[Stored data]

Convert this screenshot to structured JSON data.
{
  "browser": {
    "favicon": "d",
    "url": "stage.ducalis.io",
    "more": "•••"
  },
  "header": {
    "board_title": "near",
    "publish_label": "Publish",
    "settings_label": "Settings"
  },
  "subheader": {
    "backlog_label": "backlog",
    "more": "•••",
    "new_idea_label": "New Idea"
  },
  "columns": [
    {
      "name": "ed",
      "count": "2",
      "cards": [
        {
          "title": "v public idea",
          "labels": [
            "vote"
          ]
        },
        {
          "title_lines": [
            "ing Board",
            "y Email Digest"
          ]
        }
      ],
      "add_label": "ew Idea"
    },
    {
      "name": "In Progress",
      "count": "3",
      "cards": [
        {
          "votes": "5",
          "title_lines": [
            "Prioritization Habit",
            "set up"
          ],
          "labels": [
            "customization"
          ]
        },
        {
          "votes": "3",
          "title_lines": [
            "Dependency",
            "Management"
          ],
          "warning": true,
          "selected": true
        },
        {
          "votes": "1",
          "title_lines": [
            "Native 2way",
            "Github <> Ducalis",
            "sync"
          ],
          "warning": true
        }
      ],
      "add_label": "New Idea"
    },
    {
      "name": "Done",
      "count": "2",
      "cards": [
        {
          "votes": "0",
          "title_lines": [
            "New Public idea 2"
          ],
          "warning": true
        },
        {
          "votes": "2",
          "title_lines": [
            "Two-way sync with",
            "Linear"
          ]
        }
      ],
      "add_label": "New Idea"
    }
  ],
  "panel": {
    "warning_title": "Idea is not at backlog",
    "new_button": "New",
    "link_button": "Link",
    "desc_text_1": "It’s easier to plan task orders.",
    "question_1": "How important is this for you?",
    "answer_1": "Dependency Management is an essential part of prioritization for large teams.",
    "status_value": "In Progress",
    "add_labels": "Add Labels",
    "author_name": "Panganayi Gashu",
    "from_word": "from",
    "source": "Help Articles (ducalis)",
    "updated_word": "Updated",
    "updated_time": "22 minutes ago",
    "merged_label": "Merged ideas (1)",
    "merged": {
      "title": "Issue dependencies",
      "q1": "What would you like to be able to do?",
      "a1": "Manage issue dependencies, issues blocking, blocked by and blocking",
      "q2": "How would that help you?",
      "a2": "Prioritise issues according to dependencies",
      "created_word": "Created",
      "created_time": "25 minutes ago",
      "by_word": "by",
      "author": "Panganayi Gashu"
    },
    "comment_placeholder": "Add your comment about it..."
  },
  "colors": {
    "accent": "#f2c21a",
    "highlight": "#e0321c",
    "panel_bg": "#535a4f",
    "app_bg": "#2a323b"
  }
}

_Task goal_
Output the lines above verbatim and in full.

_Finished exercise_
Convert this screenshot to structured JSON data.
{
  "browser": {
    "favicon": "d",
    "url": "stage.ducalis.io",
    "more": "•••"
  },
  "header": {
    "board_title": "near",
    "publish_label": "Publish",
    "settings_label": "Settings"
  },
  "subheader": {
    "backlog_label": "backlog",
    "more": "•••",
    "new_idea_label": "New Idea"
  },
  "columns": [
    {
      "name": "ed",
      "count": "2",
      "cards": [
        {
          "title": "v public idea",
          "labels": [
            "vote"
          ]
        },
        {
          "title_lines": [
            "ing Board",
            "y Email Digest"
          ]
        }
      ],
      "add_label": "ew Idea"
    },
    {
      "name": "In Progress",
      "count": "3",
      "cards": [
        {
          "votes": "5",
          "title_lines": [
            "Prioritization Habit",
            "set up"
          ],
          "labels": [
            "customization"
          ]
        },
        {
          "votes": "3",
          "title_lines": [
            "Dependency",
            "Management"
          ],
          "warning": true,
          "selected": true
        },
        {
          "votes": "1",
          "title_lines": [
            "Native 2way",
            "Github <> Ducalis",
            "sync"
          ],
          "warning": true
        }
      ],
      "add_label": "New Idea"
    },
    {
      "name": "Done",
      "count": "2",
      "cards": [
        {
          "votes": "0",
          "title_lines": [
            "New Public idea 2"
          ],
          "warning": true
        },
        {
          "votes": "2",
          "title_lines": [
            "Two-way sync with",
            "Linear"
          ]
        }
      ],
      "add_label": "New Idea"
    }
  ],
  "panel": {
    "warning_title": "Idea is not at backlog",
    "new_button": "New",
    "link_button": "Link",
    "desc_text_1": "It’s easier to plan task orders.",
    "question_1": "How important is this for you?",
    "answer_1": "Dependency Management is an essential part of prioritization for large teams.",
    "status_value": "In Progress",
    "add_labels": "Add Labels",
    "author_name": "Panganayi Gashu",
    "from_word": "from",
    "source": "Help Articles (ducalis)",
    "updated_word": "Updated",
    "updated_time": "22 minutes ago",
    "merged_label": "Merged ideas (1)",
    "merged": {
      "title": "Issue dependencies",
      "q1": "What would you like to be able to do?",
      "a1": "Manage issue dependencies, issues blocking, blocked by and blocking",
      "q2": "How would that help you?",
      "a2": "Prioritise issues according to dependencies",
      "created_word": "Created",
      "created_time": "25 minutes ago",
      "by_word": "by",
      "author": "Panganayi Gashu"
    },
    "comment_placeholder": "Add your comment about it..."
  },
  "colors": {
    "accent": "#f2c21a",
    "highlight": "#e0321c",
    "panel_bg": "#535a4f",
    "app_bg": "#2a323b"
  }
}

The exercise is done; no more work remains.